AIM
Set down each record below precisely, skipping the pictures.

(Entries with figure data)
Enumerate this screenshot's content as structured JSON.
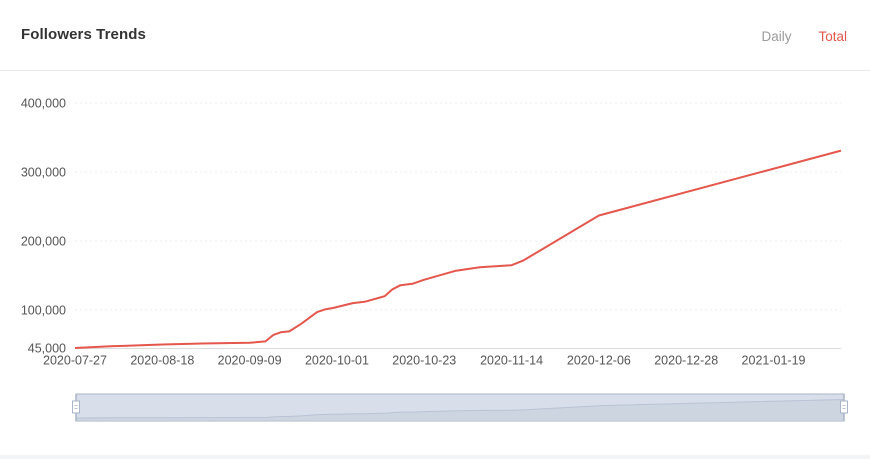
{
  "header": {
    "title": "Followers Trends",
    "tabs": [
      {
        "label": "Daily",
        "active": false
      },
      {
        "label": "Total",
        "active": true
      }
    ]
  },
  "colors": {
    "line": "#e4574c",
    "active_tab": "#e4574c",
    "inactive_tab": "#9b9b9b",
    "grid": "#ececec",
    "slider_fill": "#d8dfea",
    "slider_border": "#a9b4c6"
  },
  "chart_data": {
    "type": "line",
    "title": "Followers Trends",
    "xlabel": "",
    "ylabel": "",
    "x_range": [
      "2020-07-27",
      "2021-02-05"
    ],
    "ylim": [
      45000,
      400000
    ],
    "y_ticks": [
      45000,
      100000,
      200000,
      300000,
      400000
    ],
    "y_tick_labels": [
      "45,000",
      "100,000",
      "200,000",
      "300,000",
      "400,000"
    ],
    "x_tick_labels": [
      "2020-07-27",
      "2020-08-18",
      "2020-09-09",
      "2020-10-01",
      "2020-10-23",
      "2020-11-14",
      "2020-12-06",
      "2020-12-28",
      "2021-01-19"
    ],
    "grid": true,
    "data_zoom": true,
    "series": [
      {
        "name": "Total",
        "x": [
          "2020-07-27",
          "2020-08-05",
          "2020-08-18",
          "2020-08-28",
          "2020-09-09",
          "2020-09-13",
          "2020-09-15",
          "2020-09-17",
          "2020-09-19",
          "2020-09-22",
          "2020-09-26",
          "2020-09-28",
          "2020-09-30",
          "2020-10-05",
          "2020-10-08",
          "2020-10-13",
          "2020-10-15",
          "2020-10-17",
          "2020-10-20",
          "2020-10-23",
          "2020-10-31",
          "2020-11-06",
          "2020-11-14",
          "2020-11-17",
          "2020-12-06",
          "2021-02-05"
        ],
        "values": [
          45000,
          47500,
          50000,
          51500,
          52500,
          54500,
          64000,
          68000,
          69000,
          80000,
          97000,
          101000,
          103000,
          110000,
          112000,
          120000,
          130000,
          136000,
          138000,
          144000,
          157000,
          162000,
          165000,
          172000,
          237000,
          331000
        ]
      }
    ]
  }
}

RIGHT ANSWER
Enumerate this screenshot's content as structured JSON.
{
  "header": {
    "title": "Followers Trends",
    "tabs": [
      {
        "label": "Daily",
        "active": false
      },
      {
        "label": "Total",
        "active": true
      }
    ]
  },
  "colors": {
    "line": "#e4574c",
    "active_tab": "#e4574c",
    "inactive_tab": "#9b9b9b",
    "grid": "#ececec",
    "slider_fill": "#d8dfea",
    "slider_border": "#a9b4c6"
  },
  "chart_data": {
    "type": "line",
    "title": "Followers Trends",
    "xlabel": "",
    "ylabel": "",
    "x_range": [
      "2020-07-27",
      "2021-02-05"
    ],
    "ylim": [
      45000,
      400000
    ],
    "y_ticks": [
      45000,
      100000,
      200000,
      300000,
      400000
    ],
    "y_tick_labels": [
      "45,000",
      "100,000",
      "200,000",
      "300,000",
      "400,000"
    ],
    "x_tick_labels": [
      "2020-07-27",
      "2020-08-18",
      "2020-09-09",
      "2020-10-01",
      "2020-10-23",
      "2020-11-14",
      "2020-12-06",
      "2020-12-28",
      "2021-01-19"
    ],
    "grid": true,
    "data_zoom": true,
    "series": [
      {
        "name": "Total",
        "x": [
          "2020-07-27",
          "2020-08-05",
          "2020-08-18",
          "2020-08-28",
          "2020-09-09",
          "2020-09-13",
          "2020-09-15",
          "2020-09-17",
          "2020-09-19",
          "2020-09-22",
          "2020-09-26",
          "2020-09-28",
          "2020-09-30",
          "2020-10-05",
          "2020-10-08",
          "2020-10-13",
          "2020-10-15",
          "2020-10-17",
          "2020-10-20",
          "2020-10-23",
          "2020-10-31",
          "2020-11-06",
          "2020-11-14",
          "2020-11-17",
          "2020-12-06",
          "2021-02-05"
        ],
        "values": [
          45000,
          47500,
          50000,
          51500,
          52500,
          54500,
          64000,
          68000,
          69000,
          80000,
          97000,
          101000,
          103000,
          110000,
          112000,
          120000,
          130000,
          136000,
          138000,
          144000,
          157000,
          162000,
          165000,
          172000,
          237000,
          331000
        ]
      }
    ]
  }
}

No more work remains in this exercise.